→ **TASK TO CARRY OUT**
Go through the listing below and gather every line with the word "Receivables".

→ **SUPPLIED DATA**

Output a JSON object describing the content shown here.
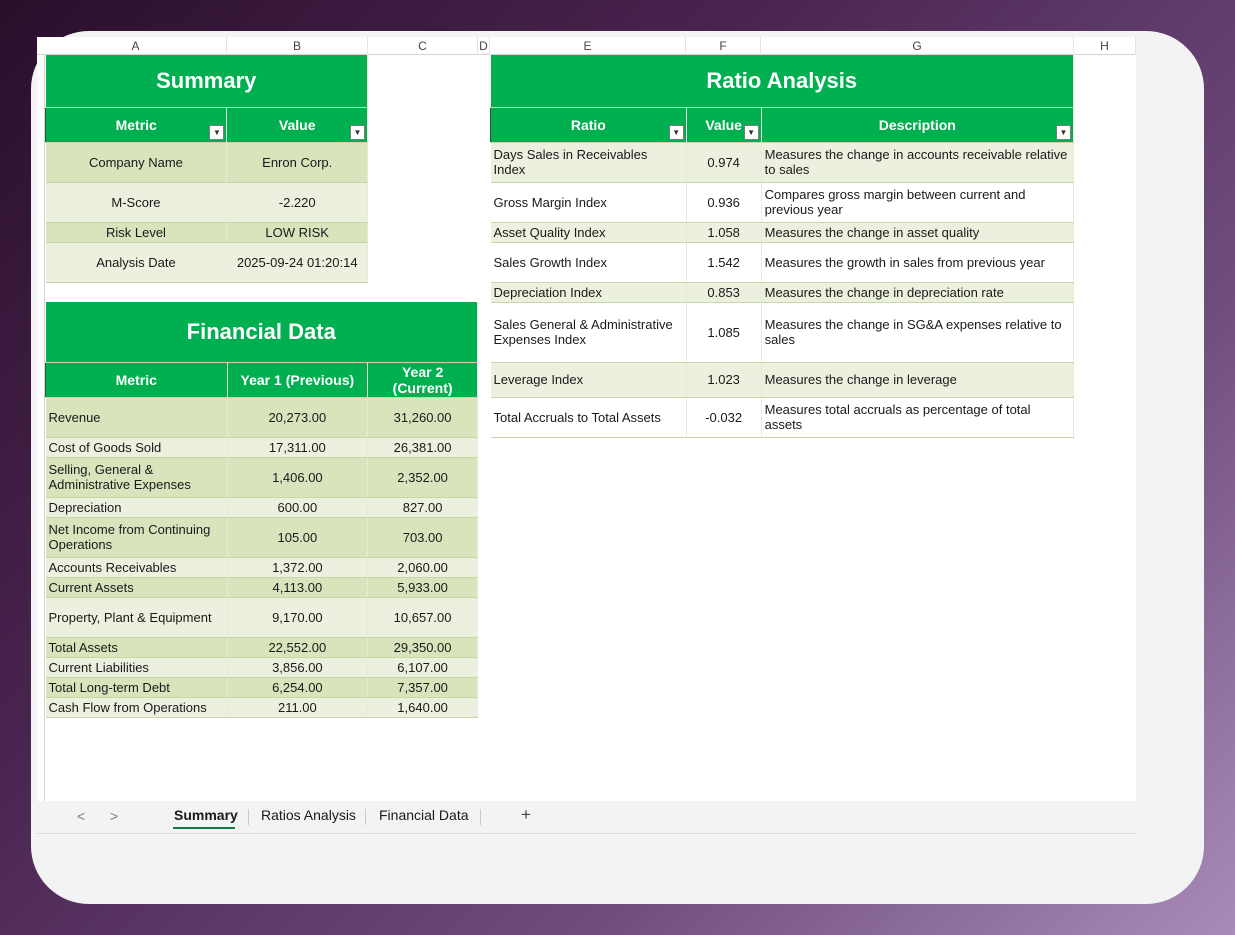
{
  "columns": [
    "A",
    "B",
    "C",
    "D",
    "E",
    "F",
    "G",
    "H"
  ],
  "summary": {
    "title": "Summary",
    "headers": [
      "Metric",
      "Value"
    ],
    "rows": [
      [
        "Company Name",
        "Enron Corp."
      ],
      [
        "M-Score",
        "-2.220"
      ],
      [
        "Risk Level",
        "LOW RISK"
      ],
      [
        "Analysis Date",
        "2025-09-24 01:20:14"
      ]
    ]
  },
  "financial": {
    "title": "Financial Data",
    "headers": [
      "Metric",
      "Year 1 (Previous)",
      "Year 2 (Current)"
    ],
    "rows": [
      [
        "Revenue",
        "20,273.00",
        "31,260.00"
      ],
      [
        "Cost of Goods Sold",
        "17,311.00",
        "26,381.00"
      ],
      [
        "Selling, General & Administrative Expenses",
        "1,406.00",
        "2,352.00"
      ],
      [
        "Depreciation",
        "600.00",
        "827.00"
      ],
      [
        "Net Income from Continuing Operations",
        "105.00",
        "703.00"
      ],
      [
        "Accounts Receivables",
        "1,372.00",
        "2,060.00"
      ],
      [
        "Current Assets",
        "4,113.00",
        "5,933.00"
      ],
      [
        "Property, Plant & Equipment",
        "9,170.00",
        "10,657.00"
      ],
      [
        "Total Assets",
        "22,552.00",
        "29,350.00"
      ],
      [
        "Current Liabilities",
        "3,856.00",
        "6,107.00"
      ],
      [
        "Total Long-term Debt",
        "6,254.00",
        "7,357.00"
      ],
      [
        "Cash Flow from Operations",
        "211.00",
        "1,640.00"
      ]
    ]
  },
  "ratios": {
    "title": "Ratio Analysis",
    "headers": [
      "Ratio",
      "Value",
      "Description"
    ],
    "rows": [
      [
        "Days Sales in Receivables Index",
        "0.974",
        "Measures the change in accounts receivable relative to sales"
      ],
      [
        "Gross Margin Index",
        "0.936",
        "Compares gross margin between current and previous year"
      ],
      [
        "Asset Quality Index",
        "1.058",
        "Measures the change in asset quality"
      ],
      [
        "Sales Growth Index",
        "1.542",
        "Measures the growth in sales from previous year"
      ],
      [
        "Depreciation Index",
        "0.853",
        "Measures the change in depreciation rate"
      ],
      [
        "Sales General & Administrative Expenses Index",
        "1.085",
        "Measures the change in SG&A expenses relative to sales"
      ],
      [
        "Leverage Index",
        "1.023",
        "Measures the change in leverage"
      ],
      [
        "Total Accruals to Total Assets",
        "-0.032",
        "Measures total accruals as percentage of total assets"
      ]
    ]
  },
  "tabs": {
    "items": [
      "Summary",
      "Ratios Analysis",
      "Financial Data"
    ],
    "active": "Summary",
    "add_label": "+",
    "prev_label": "<",
    "next_label": ">"
  },
  "colors": {
    "header_green": "#00b050",
    "band_dark": "#d8e4bc",
    "band_light": "#ebf1de"
  },
  "icons": {
    "filter": "filter-dropdown-icon",
    "add": "plus-icon"
  }
}
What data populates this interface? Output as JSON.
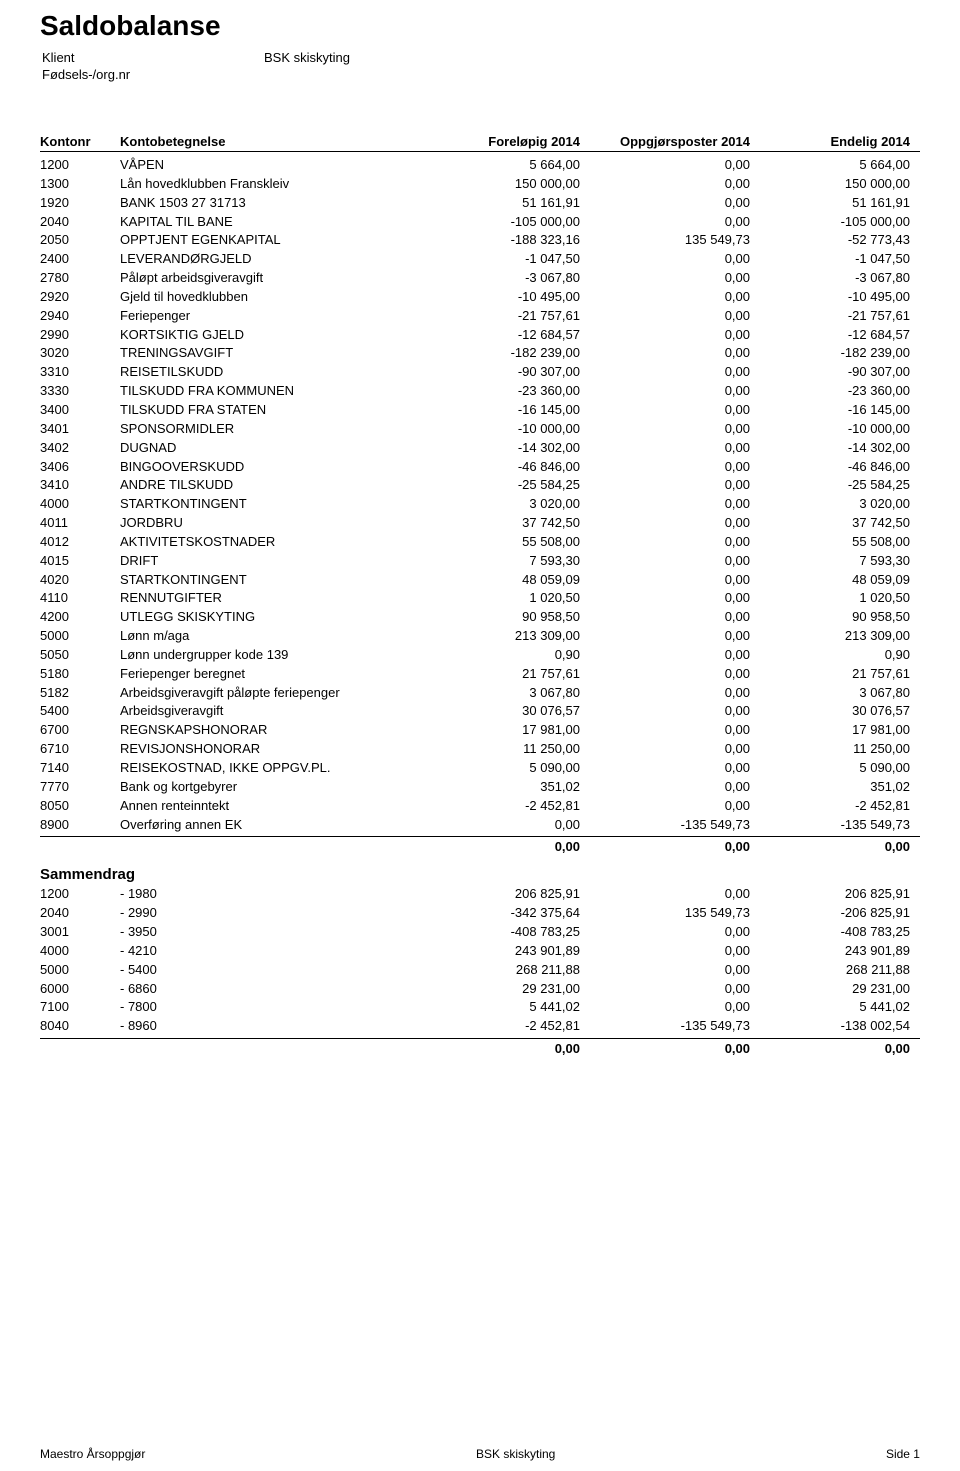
{
  "header": {
    "title": "Saldobalanse",
    "client_label": "Klient",
    "client_value": "BSK skiskyting",
    "orgnr_label": "Fødsels-/org.nr"
  },
  "columns": {
    "kontonr": "Kontonr",
    "betegnelse": "Kontobetegnelse",
    "forelopig": "Foreløpig 2014",
    "oppgjor": "Oppgjørsposter 2014",
    "endelig": "Endelig 2014"
  },
  "rows": [
    {
      "nr": "1200",
      "navn": "VÅPEN",
      "f": "5 664,00",
      "o": "0,00",
      "e": "5 664,00"
    },
    {
      "nr": "1300",
      "navn": "Lån hovedklubben Franskleiv",
      "f": "150 000,00",
      "o": "0,00",
      "e": "150 000,00"
    },
    {
      "nr": "1920",
      "navn": "BANK 1503 27 31713",
      "f": "51 161,91",
      "o": "0,00",
      "e": "51 161,91"
    },
    {
      "nr": "2040",
      "navn": "KAPITAL TIL BANE",
      "f": "-105 000,00",
      "o": "0,00",
      "e": "-105 000,00"
    },
    {
      "nr": "2050",
      "navn": "OPPTJENT EGENKAPITAL",
      "f": "-188 323,16",
      "o": "135 549,73",
      "e": "-52 773,43"
    },
    {
      "nr": "2400",
      "navn": "LEVERANDØRGJELD",
      "f": "-1 047,50",
      "o": "0,00",
      "e": "-1 047,50"
    },
    {
      "nr": "2780",
      "navn": "Påløpt arbeidsgiveravgift",
      "f": "-3 067,80",
      "o": "0,00",
      "e": "-3 067,80"
    },
    {
      "nr": "2920",
      "navn": "Gjeld til hovedklubben",
      "f": "-10 495,00",
      "o": "0,00",
      "e": "-10 495,00"
    },
    {
      "nr": "2940",
      "navn": "Feriepenger",
      "f": "-21 757,61",
      "o": "0,00",
      "e": "-21 757,61"
    },
    {
      "nr": "2990",
      "navn": "KORTSIKTIG GJELD",
      "f": "-12 684,57",
      "o": "0,00",
      "e": "-12 684,57"
    },
    {
      "nr": "3020",
      "navn": "TRENINGSAVGIFT",
      "f": "-182 239,00",
      "o": "0,00",
      "e": "-182 239,00"
    },
    {
      "nr": "3310",
      "navn": "REISETILSKUDD",
      "f": "-90 307,00",
      "o": "0,00",
      "e": "-90 307,00"
    },
    {
      "nr": "3330",
      "navn": "TILSKUDD FRA KOMMUNEN",
      "f": "-23 360,00",
      "o": "0,00",
      "e": "-23 360,00"
    },
    {
      "nr": "3400",
      "navn": "TILSKUDD FRA STATEN",
      "f": "-16 145,00",
      "o": "0,00",
      "e": "-16 145,00"
    },
    {
      "nr": "3401",
      "navn": "SPONSORMIDLER",
      "f": "-10 000,00",
      "o": "0,00",
      "e": "-10 000,00"
    },
    {
      "nr": "3402",
      "navn": "DUGNAD",
      "f": "-14 302,00",
      "o": "0,00",
      "e": "-14 302,00"
    },
    {
      "nr": "3406",
      "navn": "BINGOOVERSKUDD",
      "f": "-46 846,00",
      "o": "0,00",
      "e": "-46 846,00"
    },
    {
      "nr": "3410",
      "navn": "ANDRE TILSKUDD",
      "f": "-25 584,25",
      "o": "0,00",
      "e": "-25 584,25"
    },
    {
      "nr": "4000",
      "navn": "STARTKONTINGENT",
      "f": "3 020,00",
      "o": "0,00",
      "e": "3 020,00"
    },
    {
      "nr": "4011",
      "navn": "JORDBRU",
      "f": "37 742,50",
      "o": "0,00",
      "e": "37 742,50"
    },
    {
      "nr": "4012",
      "navn": "AKTIVITETSKOSTNADER",
      "f": "55 508,00",
      "o": "0,00",
      "e": "55 508,00"
    },
    {
      "nr": "4015",
      "navn": "DRIFT",
      "f": "7 593,30",
      "o": "0,00",
      "e": "7 593,30"
    },
    {
      "nr": "4020",
      "navn": "STARTKONTINGENT",
      "f": "48 059,09",
      "o": "0,00",
      "e": "48 059,09"
    },
    {
      "nr": "4110",
      "navn": "RENNUTGIFTER",
      "f": "1 020,50",
      "o": "0,00",
      "e": "1 020,50"
    },
    {
      "nr": "4200",
      "navn": "UTLEGG SKISKYTING",
      "f": "90 958,50",
      "o": "0,00",
      "e": "90 958,50"
    },
    {
      "nr": "5000",
      "navn": "Lønn m/aga",
      "f": "213 309,00",
      "o": "0,00",
      "e": "213 309,00"
    },
    {
      "nr": "5050",
      "navn": "Lønn undergrupper kode 139",
      "f": "0,90",
      "o": "0,00",
      "e": "0,90"
    },
    {
      "nr": "5180",
      "navn": "Feriepenger beregnet",
      "f": "21 757,61",
      "o": "0,00",
      "e": "21 757,61"
    },
    {
      "nr": "5182",
      "navn": "Arbeidsgiveravgift påløpte feriepenger",
      "f": "3 067,80",
      "o": "0,00",
      "e": "3 067,80"
    },
    {
      "nr": "5400",
      "navn": "Arbeidsgiveravgift",
      "f": "30 076,57",
      "o": "0,00",
      "e": "30 076,57"
    },
    {
      "nr": "6700",
      "navn": "REGNSKAPSHONORAR",
      "f": "17 981,00",
      "o": "0,00",
      "e": "17 981,00"
    },
    {
      "nr": "6710",
      "navn": "REVISJONSHONORAR",
      "f": "11 250,00",
      "o": "0,00",
      "e": "11 250,00"
    },
    {
      "nr": "7140",
      "navn": "REISEKOSTNAD, IKKE OPPGV.PL.",
      "f": "5 090,00",
      "o": "0,00",
      "e": "5 090,00"
    },
    {
      "nr": "7770",
      "navn": "Bank og kortgebyrer",
      "f": "351,02",
      "o": "0,00",
      "e": "351,02"
    },
    {
      "nr": "8050",
      "navn": "Annen renteinntekt",
      "f": "-2 452,81",
      "o": "0,00",
      "e": "-2 452,81"
    },
    {
      "nr": "8900",
      "navn": "Overføring annen EK",
      "f": "0,00",
      "o": "-135 549,73",
      "e": "-135 549,73"
    }
  ],
  "rows_total": {
    "f": "0,00",
    "o": "0,00",
    "e": "0,00"
  },
  "summary_heading": "Sammendrag",
  "summary": [
    {
      "nr": "1200",
      "range": "- 1980",
      "f": "206 825,91",
      "o": "0,00",
      "e": "206 825,91"
    },
    {
      "nr": "2040",
      "range": "- 2990",
      "f": "-342 375,64",
      "o": "135 549,73",
      "e": "-206 825,91"
    },
    {
      "nr": "3001",
      "range": "- 3950",
      "f": "-408 783,25",
      "o": "0,00",
      "e": "-408 783,25"
    },
    {
      "nr": "4000",
      "range": "- 4210",
      "f": "243 901,89",
      "o": "0,00",
      "e": "243 901,89"
    },
    {
      "nr": "5000",
      "range": "- 5400",
      "f": "268 211,88",
      "o": "0,00",
      "e": "268 211,88"
    },
    {
      "nr": "6000",
      "range": "- 6860",
      "f": "29 231,00",
      "o": "0,00",
      "e": "29 231,00"
    },
    {
      "nr": "7100",
      "range": "- 7800",
      "f": "5 441,02",
      "o": "0,00",
      "e": "5 441,02"
    },
    {
      "nr": "8040",
      "range": "- 8960",
      "f": "-2 452,81",
      "o": "-135 549,73",
      "e": "-138 002,54"
    }
  ],
  "summary_total": {
    "f": "0,00",
    "o": "0,00",
    "e": "0,00"
  },
  "footer": {
    "left": "Maestro Årsoppgjør",
    "center": "BSK skiskyting",
    "right": "Side 1"
  }
}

→ **RIGHT ANSWER**
        "Accounts Receivables",
        "Days Sales in Receivables Index",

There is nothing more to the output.